Goal of the exercise: Report how many lines contain the word "JSON", with no other text.

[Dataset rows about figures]
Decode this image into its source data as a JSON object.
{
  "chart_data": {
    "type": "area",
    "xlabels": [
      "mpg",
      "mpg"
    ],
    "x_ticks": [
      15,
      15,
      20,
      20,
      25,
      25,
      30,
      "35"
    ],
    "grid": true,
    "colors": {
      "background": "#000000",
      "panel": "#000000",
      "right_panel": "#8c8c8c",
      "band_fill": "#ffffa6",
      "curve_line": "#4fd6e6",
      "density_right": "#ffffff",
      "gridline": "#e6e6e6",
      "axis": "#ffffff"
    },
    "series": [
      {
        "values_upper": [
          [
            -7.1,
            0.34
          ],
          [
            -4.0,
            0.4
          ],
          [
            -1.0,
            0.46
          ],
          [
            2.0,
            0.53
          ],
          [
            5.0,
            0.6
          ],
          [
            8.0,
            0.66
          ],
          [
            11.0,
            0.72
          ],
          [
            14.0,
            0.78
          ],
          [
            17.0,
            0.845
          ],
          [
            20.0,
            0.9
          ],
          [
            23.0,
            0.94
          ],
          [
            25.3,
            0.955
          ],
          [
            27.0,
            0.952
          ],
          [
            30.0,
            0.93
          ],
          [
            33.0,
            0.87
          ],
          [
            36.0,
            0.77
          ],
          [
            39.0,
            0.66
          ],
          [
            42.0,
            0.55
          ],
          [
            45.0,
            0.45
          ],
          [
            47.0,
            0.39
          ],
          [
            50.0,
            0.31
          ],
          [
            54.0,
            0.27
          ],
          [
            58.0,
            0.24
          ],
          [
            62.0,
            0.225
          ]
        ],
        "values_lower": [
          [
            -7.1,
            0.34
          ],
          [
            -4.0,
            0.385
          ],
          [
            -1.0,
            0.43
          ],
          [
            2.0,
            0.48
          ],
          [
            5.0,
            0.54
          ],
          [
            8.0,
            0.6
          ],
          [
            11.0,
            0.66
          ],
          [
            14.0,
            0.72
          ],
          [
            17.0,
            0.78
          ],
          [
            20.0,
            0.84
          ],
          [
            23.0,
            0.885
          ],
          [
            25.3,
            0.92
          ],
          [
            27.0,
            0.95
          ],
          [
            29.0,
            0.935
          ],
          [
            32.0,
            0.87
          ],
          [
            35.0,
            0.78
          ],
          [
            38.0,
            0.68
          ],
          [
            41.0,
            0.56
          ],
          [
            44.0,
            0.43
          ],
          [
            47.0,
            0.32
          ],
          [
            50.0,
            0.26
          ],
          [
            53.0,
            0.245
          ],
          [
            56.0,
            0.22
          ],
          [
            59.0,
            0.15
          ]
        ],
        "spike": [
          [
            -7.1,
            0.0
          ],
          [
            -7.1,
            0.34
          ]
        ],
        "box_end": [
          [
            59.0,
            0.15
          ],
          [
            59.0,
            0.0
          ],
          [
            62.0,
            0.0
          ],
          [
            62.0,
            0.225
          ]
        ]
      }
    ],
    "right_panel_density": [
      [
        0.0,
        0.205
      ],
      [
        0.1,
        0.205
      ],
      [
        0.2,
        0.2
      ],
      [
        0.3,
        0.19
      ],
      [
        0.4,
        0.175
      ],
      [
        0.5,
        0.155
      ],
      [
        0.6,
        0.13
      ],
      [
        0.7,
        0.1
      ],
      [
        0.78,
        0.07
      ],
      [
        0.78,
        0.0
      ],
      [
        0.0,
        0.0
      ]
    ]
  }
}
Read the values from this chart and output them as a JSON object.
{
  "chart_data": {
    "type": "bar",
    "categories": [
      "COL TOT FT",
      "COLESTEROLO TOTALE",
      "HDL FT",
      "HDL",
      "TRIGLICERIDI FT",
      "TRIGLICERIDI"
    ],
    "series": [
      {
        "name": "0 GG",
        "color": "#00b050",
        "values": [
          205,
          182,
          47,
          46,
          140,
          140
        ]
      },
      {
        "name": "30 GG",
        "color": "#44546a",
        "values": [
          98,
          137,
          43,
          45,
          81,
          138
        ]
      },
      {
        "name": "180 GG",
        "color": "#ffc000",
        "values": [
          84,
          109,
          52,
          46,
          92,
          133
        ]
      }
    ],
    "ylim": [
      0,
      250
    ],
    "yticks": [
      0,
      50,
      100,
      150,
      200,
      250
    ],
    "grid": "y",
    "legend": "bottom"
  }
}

Answer to this problem: 2